_YOUR TASK:_
Show all lines holding the string "tipo".

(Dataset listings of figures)
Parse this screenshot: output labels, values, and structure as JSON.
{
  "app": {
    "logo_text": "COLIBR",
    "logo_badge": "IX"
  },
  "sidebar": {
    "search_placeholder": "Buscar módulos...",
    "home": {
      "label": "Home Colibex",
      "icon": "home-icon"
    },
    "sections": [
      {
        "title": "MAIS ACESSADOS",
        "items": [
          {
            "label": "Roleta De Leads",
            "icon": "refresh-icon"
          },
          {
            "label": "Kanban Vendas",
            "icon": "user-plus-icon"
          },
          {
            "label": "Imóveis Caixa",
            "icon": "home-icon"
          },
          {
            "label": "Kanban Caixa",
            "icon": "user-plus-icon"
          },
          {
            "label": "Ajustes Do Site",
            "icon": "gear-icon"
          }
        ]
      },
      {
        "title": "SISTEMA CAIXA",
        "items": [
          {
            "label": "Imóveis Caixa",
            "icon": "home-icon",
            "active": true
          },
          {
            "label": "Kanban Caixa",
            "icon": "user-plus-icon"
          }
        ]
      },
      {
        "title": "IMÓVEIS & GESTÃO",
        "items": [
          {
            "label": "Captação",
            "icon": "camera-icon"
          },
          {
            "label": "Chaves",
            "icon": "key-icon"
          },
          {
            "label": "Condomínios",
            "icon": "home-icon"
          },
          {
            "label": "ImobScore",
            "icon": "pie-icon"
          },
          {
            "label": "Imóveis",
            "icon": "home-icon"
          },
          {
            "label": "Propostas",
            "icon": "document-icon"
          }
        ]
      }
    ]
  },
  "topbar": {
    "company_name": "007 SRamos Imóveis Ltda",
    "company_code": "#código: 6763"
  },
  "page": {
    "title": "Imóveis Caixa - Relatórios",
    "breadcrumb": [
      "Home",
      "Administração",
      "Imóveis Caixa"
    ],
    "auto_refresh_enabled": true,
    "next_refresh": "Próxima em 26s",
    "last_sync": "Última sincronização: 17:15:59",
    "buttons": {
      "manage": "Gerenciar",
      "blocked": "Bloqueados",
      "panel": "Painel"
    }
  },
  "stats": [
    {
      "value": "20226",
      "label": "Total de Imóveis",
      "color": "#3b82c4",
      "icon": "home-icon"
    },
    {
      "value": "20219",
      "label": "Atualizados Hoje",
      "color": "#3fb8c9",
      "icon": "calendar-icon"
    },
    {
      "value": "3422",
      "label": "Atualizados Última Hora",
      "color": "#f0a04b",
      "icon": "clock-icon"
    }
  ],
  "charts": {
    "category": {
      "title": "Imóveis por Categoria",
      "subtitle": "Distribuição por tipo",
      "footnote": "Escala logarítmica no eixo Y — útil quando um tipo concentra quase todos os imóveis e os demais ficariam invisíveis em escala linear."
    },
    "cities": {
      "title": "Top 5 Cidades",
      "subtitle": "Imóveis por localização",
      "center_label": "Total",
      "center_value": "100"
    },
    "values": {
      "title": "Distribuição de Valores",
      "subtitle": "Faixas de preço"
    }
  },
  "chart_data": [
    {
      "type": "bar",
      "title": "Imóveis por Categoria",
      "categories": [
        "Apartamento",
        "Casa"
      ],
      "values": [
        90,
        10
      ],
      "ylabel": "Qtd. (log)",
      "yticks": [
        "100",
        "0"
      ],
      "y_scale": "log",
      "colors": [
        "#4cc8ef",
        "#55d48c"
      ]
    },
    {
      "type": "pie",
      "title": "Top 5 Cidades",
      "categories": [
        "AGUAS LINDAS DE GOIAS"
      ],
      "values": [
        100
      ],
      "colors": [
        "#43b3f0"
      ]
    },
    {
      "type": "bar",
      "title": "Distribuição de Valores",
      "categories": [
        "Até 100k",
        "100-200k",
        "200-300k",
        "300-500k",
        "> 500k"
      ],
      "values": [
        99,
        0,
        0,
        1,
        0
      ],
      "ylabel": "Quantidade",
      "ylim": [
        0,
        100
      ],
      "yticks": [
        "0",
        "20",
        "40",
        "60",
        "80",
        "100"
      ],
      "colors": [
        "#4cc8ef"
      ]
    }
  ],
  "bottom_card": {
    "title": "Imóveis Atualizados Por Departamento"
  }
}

_SOLUTION:_
      "subtitle": "Distribuição por tipo",
      "footnote": "Escala logarítmica no eixo Y — útil quando um tipo concentra quase todos os imóveis e os demais ficariam invisíveis em escala linear."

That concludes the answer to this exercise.